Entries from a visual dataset
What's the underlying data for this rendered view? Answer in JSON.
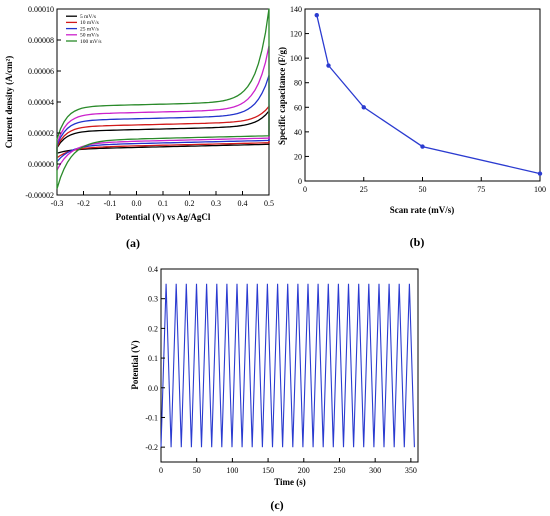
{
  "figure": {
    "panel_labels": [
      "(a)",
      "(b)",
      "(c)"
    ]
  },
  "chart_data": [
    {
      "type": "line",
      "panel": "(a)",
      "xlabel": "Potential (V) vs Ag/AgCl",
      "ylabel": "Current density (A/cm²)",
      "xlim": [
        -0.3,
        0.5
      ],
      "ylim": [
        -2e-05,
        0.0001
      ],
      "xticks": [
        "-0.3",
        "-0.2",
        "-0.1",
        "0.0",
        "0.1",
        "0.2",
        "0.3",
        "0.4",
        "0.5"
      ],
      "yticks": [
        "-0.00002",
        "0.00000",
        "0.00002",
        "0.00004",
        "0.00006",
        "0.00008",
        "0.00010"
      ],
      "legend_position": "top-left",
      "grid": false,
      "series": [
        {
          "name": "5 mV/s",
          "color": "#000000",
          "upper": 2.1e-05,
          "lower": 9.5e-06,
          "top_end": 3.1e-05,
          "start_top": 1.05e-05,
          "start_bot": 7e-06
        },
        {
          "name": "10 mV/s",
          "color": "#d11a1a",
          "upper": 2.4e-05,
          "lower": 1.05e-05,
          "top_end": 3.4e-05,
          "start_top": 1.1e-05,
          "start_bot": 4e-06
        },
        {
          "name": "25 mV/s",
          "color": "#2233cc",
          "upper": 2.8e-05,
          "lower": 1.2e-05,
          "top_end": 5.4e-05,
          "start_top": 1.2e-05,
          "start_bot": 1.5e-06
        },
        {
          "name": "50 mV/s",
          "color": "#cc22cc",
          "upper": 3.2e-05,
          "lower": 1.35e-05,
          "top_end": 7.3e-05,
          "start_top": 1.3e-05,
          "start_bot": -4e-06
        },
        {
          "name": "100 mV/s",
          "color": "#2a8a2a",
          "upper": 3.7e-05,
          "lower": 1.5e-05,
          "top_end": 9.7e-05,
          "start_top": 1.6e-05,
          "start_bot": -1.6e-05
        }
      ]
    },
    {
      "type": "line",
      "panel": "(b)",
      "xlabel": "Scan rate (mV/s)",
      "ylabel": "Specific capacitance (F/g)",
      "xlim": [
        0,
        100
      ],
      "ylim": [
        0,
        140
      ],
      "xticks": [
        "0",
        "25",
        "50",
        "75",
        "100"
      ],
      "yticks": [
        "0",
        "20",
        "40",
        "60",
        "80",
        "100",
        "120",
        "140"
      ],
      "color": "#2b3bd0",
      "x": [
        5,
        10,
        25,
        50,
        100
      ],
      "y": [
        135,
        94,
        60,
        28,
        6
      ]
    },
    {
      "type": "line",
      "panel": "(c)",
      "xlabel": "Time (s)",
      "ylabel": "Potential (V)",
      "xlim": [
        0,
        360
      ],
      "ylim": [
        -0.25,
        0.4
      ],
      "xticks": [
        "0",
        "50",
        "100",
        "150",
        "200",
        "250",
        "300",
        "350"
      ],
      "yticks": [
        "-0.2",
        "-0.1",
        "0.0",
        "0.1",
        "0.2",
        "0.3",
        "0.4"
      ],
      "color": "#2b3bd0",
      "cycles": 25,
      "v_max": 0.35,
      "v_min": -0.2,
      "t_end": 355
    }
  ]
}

**Task goal**
Extract each line from the listing that holds the word "lower".

**The response**
          "lower": 9.5e-06,
          "lower": 1.05e-05,
          "lower": 1.2e-05,
          "lower": 1.35e-05,
          "lower": 1.5e-05,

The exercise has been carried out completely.